TASK DIRECTIONS:
Reproduce the listing below verbatim.

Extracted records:
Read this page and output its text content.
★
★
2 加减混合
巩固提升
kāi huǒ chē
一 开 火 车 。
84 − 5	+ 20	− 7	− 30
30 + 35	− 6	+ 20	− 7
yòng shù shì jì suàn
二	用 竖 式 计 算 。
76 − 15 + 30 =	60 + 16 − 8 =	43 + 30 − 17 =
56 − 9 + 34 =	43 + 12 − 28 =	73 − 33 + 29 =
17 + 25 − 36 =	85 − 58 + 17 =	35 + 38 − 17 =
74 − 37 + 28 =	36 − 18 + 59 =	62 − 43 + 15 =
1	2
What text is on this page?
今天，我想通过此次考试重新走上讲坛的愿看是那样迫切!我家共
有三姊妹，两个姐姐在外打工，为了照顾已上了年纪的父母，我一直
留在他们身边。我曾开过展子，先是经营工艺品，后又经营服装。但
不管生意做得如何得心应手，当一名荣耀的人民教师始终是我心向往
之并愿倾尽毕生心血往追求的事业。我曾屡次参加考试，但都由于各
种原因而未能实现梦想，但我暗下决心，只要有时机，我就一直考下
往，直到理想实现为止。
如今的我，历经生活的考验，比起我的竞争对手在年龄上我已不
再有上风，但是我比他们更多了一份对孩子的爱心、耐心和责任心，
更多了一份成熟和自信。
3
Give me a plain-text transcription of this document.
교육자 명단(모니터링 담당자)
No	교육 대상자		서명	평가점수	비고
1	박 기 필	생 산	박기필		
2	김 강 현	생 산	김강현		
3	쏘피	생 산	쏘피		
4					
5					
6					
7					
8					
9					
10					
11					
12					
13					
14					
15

THE REPLY:
Read this page and output its text content.
★
★
2 加减混合
巩固提升
kāi huǒ chē
一 开 火 车 。
84 − 5	+ 20	− 7	− 30
30 + 35	− 6	+ 20	− 7
yòng shù shì jì suàn
二	用 竖 式 计 算 。
76 − 15 + 30 =	60 + 16 − 8 =	43 + 30 − 17 =
56 − 9 + 34 =	43 + 12 − 28 =	73 − 33 + 29 =
17 + 25 − 36 =	85 − 58 + 17 =	35 + 38 − 17 =
74 − 37 + 28 =	36 − 18 + 59 =	62 − 43 + 15 =
1	2
What text is on this page?
今天，我想通过此次考试重新走上讲坛的愿看是那样迫切!我家共
有三姊妹，两个姐姐在外打工，为了照顾已上了年纪的父母，我一直
留在他们身边。我曾开过展子，先是经营工艺品，后又经营服装。但
不管生意做得如何得心应手，当一名荣耀的人民教师始终是我心向往
之并愿倾尽毕生心血往追求的事业。我曾屡次参加考试，但都由于各
种原因而未能实现梦想，但我暗下决心，只要有时机，我就一直考下
往，直到理想实现为止。
如今的我，历经生活的考验，比起我的竞争对手在年龄上我已不
再有上风，但是我比他们更多了一份对孩子的爱心、耐心和责任心，
更多了一份成熟和自信。
3
Give me a plain-text transcription of this document.
교육자 명단(모니터링 담당자)
No	교육 대상자		서명	평가점수	비고
1	박 기 필	생 산	박기필		
2	김 강 현	생 산	김강현		
3	쏘피	생 산	쏘피		
4					
5					
6					
7					
8					
9					
10					
11					
12					
13					
14					
15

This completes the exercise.